--- Items ---

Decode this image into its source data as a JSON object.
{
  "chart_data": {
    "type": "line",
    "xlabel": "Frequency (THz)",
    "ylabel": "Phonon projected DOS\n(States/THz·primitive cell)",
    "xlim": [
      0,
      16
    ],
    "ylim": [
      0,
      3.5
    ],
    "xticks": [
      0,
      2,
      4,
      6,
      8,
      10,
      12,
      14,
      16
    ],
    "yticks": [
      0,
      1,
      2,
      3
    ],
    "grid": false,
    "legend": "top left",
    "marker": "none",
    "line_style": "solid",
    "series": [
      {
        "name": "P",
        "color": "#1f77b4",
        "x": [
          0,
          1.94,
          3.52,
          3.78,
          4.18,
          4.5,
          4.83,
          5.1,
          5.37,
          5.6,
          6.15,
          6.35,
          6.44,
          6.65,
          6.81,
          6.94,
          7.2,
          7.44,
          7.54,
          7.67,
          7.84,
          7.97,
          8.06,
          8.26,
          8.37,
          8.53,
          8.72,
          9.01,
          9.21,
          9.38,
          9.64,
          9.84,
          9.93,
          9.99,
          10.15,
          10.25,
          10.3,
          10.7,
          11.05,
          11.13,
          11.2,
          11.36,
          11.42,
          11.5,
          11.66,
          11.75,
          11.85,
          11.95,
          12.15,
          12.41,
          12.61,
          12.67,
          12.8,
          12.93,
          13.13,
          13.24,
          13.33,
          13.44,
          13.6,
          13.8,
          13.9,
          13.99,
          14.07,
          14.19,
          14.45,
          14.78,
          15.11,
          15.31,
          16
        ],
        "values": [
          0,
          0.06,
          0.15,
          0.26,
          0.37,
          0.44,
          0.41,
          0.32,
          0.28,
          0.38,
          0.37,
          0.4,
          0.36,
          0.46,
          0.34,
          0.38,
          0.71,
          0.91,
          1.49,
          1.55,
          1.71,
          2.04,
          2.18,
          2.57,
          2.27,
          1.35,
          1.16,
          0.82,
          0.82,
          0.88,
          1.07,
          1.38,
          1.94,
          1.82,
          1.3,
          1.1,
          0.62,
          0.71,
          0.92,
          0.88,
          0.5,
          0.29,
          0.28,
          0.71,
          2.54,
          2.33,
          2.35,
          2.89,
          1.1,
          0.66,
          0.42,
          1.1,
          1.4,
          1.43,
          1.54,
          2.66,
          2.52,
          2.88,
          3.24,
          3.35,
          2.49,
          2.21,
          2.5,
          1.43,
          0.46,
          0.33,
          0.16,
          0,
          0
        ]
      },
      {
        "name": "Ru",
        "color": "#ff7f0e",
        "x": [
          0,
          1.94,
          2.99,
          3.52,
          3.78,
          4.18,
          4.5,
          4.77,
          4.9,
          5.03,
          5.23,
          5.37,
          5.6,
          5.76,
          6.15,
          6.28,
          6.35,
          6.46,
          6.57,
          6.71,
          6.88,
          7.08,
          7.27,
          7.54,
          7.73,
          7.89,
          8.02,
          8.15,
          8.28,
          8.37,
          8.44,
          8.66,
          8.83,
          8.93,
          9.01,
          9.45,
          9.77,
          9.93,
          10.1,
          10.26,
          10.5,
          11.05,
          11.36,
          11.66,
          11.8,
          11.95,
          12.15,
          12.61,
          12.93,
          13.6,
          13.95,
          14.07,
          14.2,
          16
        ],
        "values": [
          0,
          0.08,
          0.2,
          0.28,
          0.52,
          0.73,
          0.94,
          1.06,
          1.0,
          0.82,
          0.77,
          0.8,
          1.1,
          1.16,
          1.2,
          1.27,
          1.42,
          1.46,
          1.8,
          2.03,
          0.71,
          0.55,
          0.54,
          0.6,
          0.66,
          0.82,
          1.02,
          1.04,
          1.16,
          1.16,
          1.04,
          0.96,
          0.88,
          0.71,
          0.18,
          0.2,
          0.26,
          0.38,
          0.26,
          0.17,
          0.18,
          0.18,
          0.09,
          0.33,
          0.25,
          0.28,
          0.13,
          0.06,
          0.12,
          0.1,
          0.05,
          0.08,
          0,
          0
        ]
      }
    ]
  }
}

---

Written request:
The entries above must be returned exactly.

Result of the task:
Decode this image into its source data as a JSON object.
{
  "chart_data": {
    "type": "line",
    "xlabel": "Frequency (THz)",
    "ylabel": "Phonon projected DOS\n(States/THz·primitive cell)",
    "xlim": [
      0,
      16
    ],
    "ylim": [
      0,
      3.5
    ],
    "xticks": [
      0,
      2,
      4,
      6,
      8,
      10,
      12,
      14,
      16
    ],
    "yticks": [
      0,
      1,
      2,
      3
    ],
    "grid": false,
    "legend": "top left",
    "marker": "none",
    "line_style": "solid",
    "series": [
      {
        "name": "P",
        "color": "#1f77b4",
        "x": [
          0,
          1.94,
          3.52,
          3.78,
          4.18,
          4.5,
          4.83,
          5.1,
          5.37,
          5.6,
          6.15,
          6.35,
          6.44,
          6.65,
          6.81,
          6.94,
          7.2,
          7.44,
          7.54,
          7.67,
          7.84,
          7.97,
          8.06,
          8.26,
          8.37,
          8.53,
          8.72,
          9.01,
          9.21,
          9.38,
          9.64,
          9.84,
          9.93,
          9.99,
          10.15,
          10.25,
          10.3,
          10.7,
          11.05,
          11.13,
          11.2,
          11.36,
          11.42,
          11.5,
          11.66,
          11.75,
          11.85,
          11.95,
          12.15,
          12.41,
          12.61,
          12.67,
          12.8,
          12.93,
          13.13,
          13.24,
          13.33,
          13.44,
          13.6,
          13.8,
          13.9,
          13.99,
          14.07,
          14.19,
          14.45,
          14.78,
          15.11,
          15.31,
          16
        ],
        "values": [
          0,
          0.06,
          0.15,
          0.26,
          0.37,
          0.44,
          0.41,
          0.32,
          0.28,
          0.38,
          0.37,
          0.4,
          0.36,
          0.46,
          0.34,
          0.38,
          0.71,
          0.91,
          1.49,
          1.55,
          1.71,
          2.04,
          2.18,
          2.57,
          2.27,
          1.35,
          1.16,
          0.82,
          0.82,
          0.88,
          1.07,
          1.38,
          1.94,
          1.82,
          1.3,
          1.1,
          0.62,
          0.71,
          0.92,
          0.88,
          0.5,
          0.29,
          0.28,
          0.71,
          2.54,
          2.33,
          2.35,
          2.89,
          1.1,
          0.66,
          0.42,
          1.1,
          1.4,
          1.43,
          1.54,
          2.66,
          2.52,
          2.88,
          3.24,
          3.35,
          2.49,
          2.21,
          2.5,
          1.43,
          0.46,
          0.33,
          0.16,
          0,
          0
        ]
      },
      {
        "name": "Ru",
        "color": "#ff7f0e",
        "x": [
          0,
          1.94,
          2.99,
          3.52,
          3.78,
          4.18,
          4.5,
          4.77,
          4.9,
          5.03,
          5.23,
          5.37,
          5.6,
          5.76,
          6.15,
          6.28,
          6.35,
          6.46,
          6.57,
          6.71,
          6.88,
          7.08,
          7.27,
          7.54,
          7.73,
          7.89,
          8.02,
          8.15,
          8.28,
          8.37,
          8.44,
          8.66,
          8.83,
          8.93,
          9.01,
          9.45,
          9.77,
          9.93,
          10.1,
          10.26,
          10.5,
          11.05,
          11.36,
          11.66,
          11.8,
          11.95,
          12.15,
          12.61,
          12.93,
          13.6,
          13.95,
          14.07,
          14.2,
          16
        ],
        "values": [
          0,
          0.08,
          0.2,
          0.28,
          0.52,
          0.73,
          0.94,
          1.06,
          1.0,
          0.82,
          0.77,
          0.8,
          1.1,
          1.16,
          1.2,
          1.27,
          1.42,
          1.46,
          1.8,
          2.03,
          0.71,
          0.55,
          0.54,
          0.6,
          0.66,
          0.82,
          1.02,
          1.04,
          1.16,
          1.16,
          1.04,
          0.96,
          0.88,
          0.71,
          0.18,
          0.2,
          0.26,
          0.38,
          0.26,
          0.17,
          0.18,
          0.18,
          0.09,
          0.33,
          0.25,
          0.28,
          0.13,
          0.06,
          0.12,
          0.1,
          0.05,
          0.08,
          0,
          0
        ]
      }
    ]
  }
}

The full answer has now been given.